## TASK
Every entry that follows needs to be repeated exactly.

━━━━━ MATERIAL TO PROCESS

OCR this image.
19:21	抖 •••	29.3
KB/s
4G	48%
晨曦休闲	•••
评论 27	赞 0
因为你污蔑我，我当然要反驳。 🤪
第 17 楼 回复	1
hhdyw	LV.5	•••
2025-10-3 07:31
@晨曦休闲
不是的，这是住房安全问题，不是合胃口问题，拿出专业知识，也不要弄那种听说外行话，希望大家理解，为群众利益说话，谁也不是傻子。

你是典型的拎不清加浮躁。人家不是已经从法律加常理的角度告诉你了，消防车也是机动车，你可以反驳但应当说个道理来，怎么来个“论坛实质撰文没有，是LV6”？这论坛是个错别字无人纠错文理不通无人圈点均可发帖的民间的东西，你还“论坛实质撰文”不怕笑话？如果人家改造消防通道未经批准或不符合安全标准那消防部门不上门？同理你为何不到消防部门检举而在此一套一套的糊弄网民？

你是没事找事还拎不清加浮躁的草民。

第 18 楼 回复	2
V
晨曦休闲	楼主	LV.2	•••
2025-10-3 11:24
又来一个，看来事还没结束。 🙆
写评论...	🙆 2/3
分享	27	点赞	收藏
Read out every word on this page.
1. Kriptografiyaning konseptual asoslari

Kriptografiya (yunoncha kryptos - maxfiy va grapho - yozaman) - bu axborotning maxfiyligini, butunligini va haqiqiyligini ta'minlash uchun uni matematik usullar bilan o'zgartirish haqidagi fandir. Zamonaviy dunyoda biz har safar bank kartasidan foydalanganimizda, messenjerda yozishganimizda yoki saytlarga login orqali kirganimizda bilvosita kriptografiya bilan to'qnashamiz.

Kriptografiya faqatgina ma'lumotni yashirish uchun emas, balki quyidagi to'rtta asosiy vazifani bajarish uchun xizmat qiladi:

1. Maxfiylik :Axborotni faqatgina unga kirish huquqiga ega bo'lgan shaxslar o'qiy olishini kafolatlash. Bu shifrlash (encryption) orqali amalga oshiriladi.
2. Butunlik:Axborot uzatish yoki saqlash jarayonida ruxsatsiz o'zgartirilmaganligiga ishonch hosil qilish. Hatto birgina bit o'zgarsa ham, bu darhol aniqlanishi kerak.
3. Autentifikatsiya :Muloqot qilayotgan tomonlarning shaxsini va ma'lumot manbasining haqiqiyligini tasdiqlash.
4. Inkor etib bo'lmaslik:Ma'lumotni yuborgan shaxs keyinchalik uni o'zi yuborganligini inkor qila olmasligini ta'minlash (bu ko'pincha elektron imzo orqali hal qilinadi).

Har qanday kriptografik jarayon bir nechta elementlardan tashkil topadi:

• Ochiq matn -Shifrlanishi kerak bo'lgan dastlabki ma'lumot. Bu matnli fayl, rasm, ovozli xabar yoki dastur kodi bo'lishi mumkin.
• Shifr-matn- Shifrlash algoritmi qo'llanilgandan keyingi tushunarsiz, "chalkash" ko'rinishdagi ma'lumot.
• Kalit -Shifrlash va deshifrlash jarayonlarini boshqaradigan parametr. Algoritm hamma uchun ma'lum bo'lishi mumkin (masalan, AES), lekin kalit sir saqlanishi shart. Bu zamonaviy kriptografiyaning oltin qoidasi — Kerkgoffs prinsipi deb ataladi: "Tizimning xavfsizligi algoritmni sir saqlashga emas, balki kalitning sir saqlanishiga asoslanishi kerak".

━━━━━━━━━━

## ANSWER TO THIS EXERCISE
OCR this image.
19:21	抖 •••	29.3
KB/s
4G	48%
晨曦休闲	•••
评论 27	赞 0
因为你污蔑我，我当然要反驳。 🤪
第 17 楼 回复	1
hhdyw	LV.5	•••
2025-10-3 07:31
@晨曦休闲
不是的，这是住房安全问题，不是合胃口问题，拿出专业知识，也不要弄那种听说外行话，希望大家理解，为群众利益说话，谁也不是傻子。

你是典型的拎不清加浮躁。人家不是已经从法律加常理的角度告诉你了，消防车也是机动车，你可以反驳但应当说个道理来，怎么来个“论坛实质撰文没有，是LV6”？这论坛是个错别字无人纠错文理不通无人圈点均可发帖的民间的东西，你还“论坛实质撰文”不怕笑话？如果人家改造消防通道未经批准或不符合安全标准那消防部门不上门？同理你为何不到消防部门检举而在此一套一套的糊弄网民？

你是没事找事还拎不清加浮躁的草民。

第 18 楼 回复	2
V
晨曦休闲	楼主	LV.2	•••
2025-10-3 11:24
又来一个，看来事还没结束。 🙆
写评论...	🙆 2/3
分享	27	点赞	收藏
Read out every word on this page.
1. Kriptografiyaning konseptual asoslari

Kriptografiya (yunoncha kryptos - maxfiy va grapho - yozaman) - bu axborotning maxfiyligini, butunligini va haqiqiyligini ta'minlash uchun uni matematik usullar bilan o'zgartirish haqidagi fandir. Zamonaviy dunyoda biz har safar bank kartasidan foydalanganimizda, messenjerda yozishganimizda yoki saytlarga login orqali kirganimizda bilvosita kriptografiya bilan to'qnashamiz.

Kriptografiya faqatgina ma'lumotni yashirish uchun emas, balki quyidagi to'rtta asosiy vazifani bajarish uchun xizmat qiladi:

1. Maxfiylik :Axborotni faqatgina unga kirish huquqiga ega bo'lgan shaxslar o'qiy olishini kafolatlash. Bu shifrlash (encryption) orqali amalga oshiriladi.
2. Butunlik:Axborot uzatish yoki saqlash jarayonida ruxsatsiz o'zgartirilmaganligiga ishonch hosil qilish. Hatto birgina bit o'zgarsa ham, bu darhol aniqlanishi kerak.
3. Autentifikatsiya :Muloqot qilayotgan tomonlarning shaxsini va ma'lumot manbasining haqiqiyligini tasdiqlash.
4. Inkor etib bo'lmaslik:Ma'lumotni yuborgan shaxs keyinchalik uni o'zi yuborganligini inkor qila olmasligini ta'minlash (bu ko'pincha elektron imzo orqali hal qilinadi).

Har qanday kriptografik jarayon bir nechta elementlardan tashkil topadi:

• Ochiq matn -Shifrlanishi kerak bo'lgan dastlabki ma'lumot. Bu matnli fayl, rasm, ovozli xabar yoki dastur kodi bo'lishi mumkin.
• Shifr-matn- Shifrlash algoritmi qo'llanilgandan keyingi tushunarsiz, "chalkash" ko'rinishdagi ma'lumot.
• Kalit -Shifrlash va deshifrlash jarayonlarini boshqaradigan parametr. Algoritm hamma uchun ma'lum bo'lishi mumkin (masalan, AES), lekin kalit sir saqlanishi shart. Bu zamonaviy kriptografiyaning oltin qoidasi — Kerkgoffs prinsipi deb ataladi: "Tizimning xavfsizligi algoritmni sir saqlashga emas, balki kalitning sir saqlanishiga asoslanishi kerak".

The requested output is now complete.